YOUR GOAL: Look through the material below for "典型题训练". Copy every line that contains it.

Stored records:
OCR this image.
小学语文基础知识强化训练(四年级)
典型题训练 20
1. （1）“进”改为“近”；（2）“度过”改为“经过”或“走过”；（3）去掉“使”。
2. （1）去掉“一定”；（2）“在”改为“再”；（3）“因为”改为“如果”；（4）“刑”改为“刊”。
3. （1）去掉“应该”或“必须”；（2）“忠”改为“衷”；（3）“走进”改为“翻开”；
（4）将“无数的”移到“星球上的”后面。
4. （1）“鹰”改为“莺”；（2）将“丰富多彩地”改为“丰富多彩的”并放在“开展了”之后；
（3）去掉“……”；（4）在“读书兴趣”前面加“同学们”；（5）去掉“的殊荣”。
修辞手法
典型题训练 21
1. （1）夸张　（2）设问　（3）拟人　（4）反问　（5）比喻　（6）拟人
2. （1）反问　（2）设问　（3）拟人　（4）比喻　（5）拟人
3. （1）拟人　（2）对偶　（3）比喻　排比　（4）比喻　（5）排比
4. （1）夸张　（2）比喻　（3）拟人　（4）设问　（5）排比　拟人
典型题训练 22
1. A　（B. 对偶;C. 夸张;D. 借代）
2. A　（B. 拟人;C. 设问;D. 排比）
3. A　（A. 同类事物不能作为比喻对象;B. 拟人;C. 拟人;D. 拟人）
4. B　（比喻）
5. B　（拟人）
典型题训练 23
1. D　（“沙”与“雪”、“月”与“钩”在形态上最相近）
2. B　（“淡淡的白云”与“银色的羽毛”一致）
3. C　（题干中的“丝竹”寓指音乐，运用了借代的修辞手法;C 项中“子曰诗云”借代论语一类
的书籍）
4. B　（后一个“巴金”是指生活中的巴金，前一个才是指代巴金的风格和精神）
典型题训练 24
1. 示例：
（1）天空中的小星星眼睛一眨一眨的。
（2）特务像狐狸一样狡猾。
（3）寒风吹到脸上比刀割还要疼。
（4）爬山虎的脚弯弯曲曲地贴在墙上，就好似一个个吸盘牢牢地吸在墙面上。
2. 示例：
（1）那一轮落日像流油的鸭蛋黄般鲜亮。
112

FINISHED ANSWER:
典型题训练 20
典型题训练 21
典型题训练 22
典型题训练 23
典型题训练 24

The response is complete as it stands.